- **EXERCISE REQUIREMENTS**:
From the line that holds "Convert this screenshot" to the last line of the data, copy everything exactly; leave out all the rest.

- **INPUT ROWS**:
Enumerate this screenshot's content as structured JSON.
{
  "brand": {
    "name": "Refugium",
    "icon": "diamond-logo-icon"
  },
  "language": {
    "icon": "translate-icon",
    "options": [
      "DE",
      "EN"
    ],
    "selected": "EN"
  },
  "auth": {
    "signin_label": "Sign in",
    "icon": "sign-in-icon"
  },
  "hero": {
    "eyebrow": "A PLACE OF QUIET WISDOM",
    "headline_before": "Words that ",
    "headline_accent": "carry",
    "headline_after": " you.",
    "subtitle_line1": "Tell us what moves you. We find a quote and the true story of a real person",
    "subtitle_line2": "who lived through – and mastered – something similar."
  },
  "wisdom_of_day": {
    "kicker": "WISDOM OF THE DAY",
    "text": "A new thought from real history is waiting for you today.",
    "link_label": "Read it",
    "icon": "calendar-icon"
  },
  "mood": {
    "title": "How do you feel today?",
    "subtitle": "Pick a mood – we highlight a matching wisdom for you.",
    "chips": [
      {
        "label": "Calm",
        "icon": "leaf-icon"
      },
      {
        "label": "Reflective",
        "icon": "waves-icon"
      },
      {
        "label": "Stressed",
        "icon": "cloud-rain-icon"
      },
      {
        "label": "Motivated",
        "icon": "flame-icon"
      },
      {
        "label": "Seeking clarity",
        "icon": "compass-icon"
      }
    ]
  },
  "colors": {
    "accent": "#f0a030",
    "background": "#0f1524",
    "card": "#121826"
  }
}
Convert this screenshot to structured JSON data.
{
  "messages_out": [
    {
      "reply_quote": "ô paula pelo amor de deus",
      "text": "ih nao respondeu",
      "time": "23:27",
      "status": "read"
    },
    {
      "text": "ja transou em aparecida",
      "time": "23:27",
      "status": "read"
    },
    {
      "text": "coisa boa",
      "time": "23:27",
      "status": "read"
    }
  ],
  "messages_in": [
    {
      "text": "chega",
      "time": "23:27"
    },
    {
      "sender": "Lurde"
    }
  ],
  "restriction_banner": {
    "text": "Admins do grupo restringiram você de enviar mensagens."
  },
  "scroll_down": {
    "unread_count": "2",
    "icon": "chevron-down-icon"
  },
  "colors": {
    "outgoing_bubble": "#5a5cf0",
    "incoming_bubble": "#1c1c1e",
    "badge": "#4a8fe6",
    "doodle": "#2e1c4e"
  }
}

- **WRITTEN ANSWER**:
Convert this screenshot to structured JSON data.
{
  "messages_out": [
    {
      "reply_quote": "ô paula pelo amor de deus",
      "text": "ih nao respondeu",
      "time": "23:27",
      "status": "read"
    },
    {
      "text": "ja transou em aparecida",
      "time": "23:27",
      "status": "read"
    },
    {
      "text": "coisa boa",
      "time": "23:27",
      "status": "read"
    }
  ],
  "messages_in": [
    {
      "text": "chega",
      "time": "23:27"
    },
    {
      "sender": "Lurde"
    }
  ],
  "restriction_banner": {
    "text": "Admins do grupo restringiram você de enviar mensagens."
  },
  "scroll_down": {
    "unread_count": "2",
    "icon": "chevron-down-icon"
  },
  "colors": {
    "outgoing_bubble": "#5a5cf0",
    "incoming_bubble": "#1c1c1e",
    "badge": "#4a8fe6",
    "doodle": "#2e1c4e"
  }
}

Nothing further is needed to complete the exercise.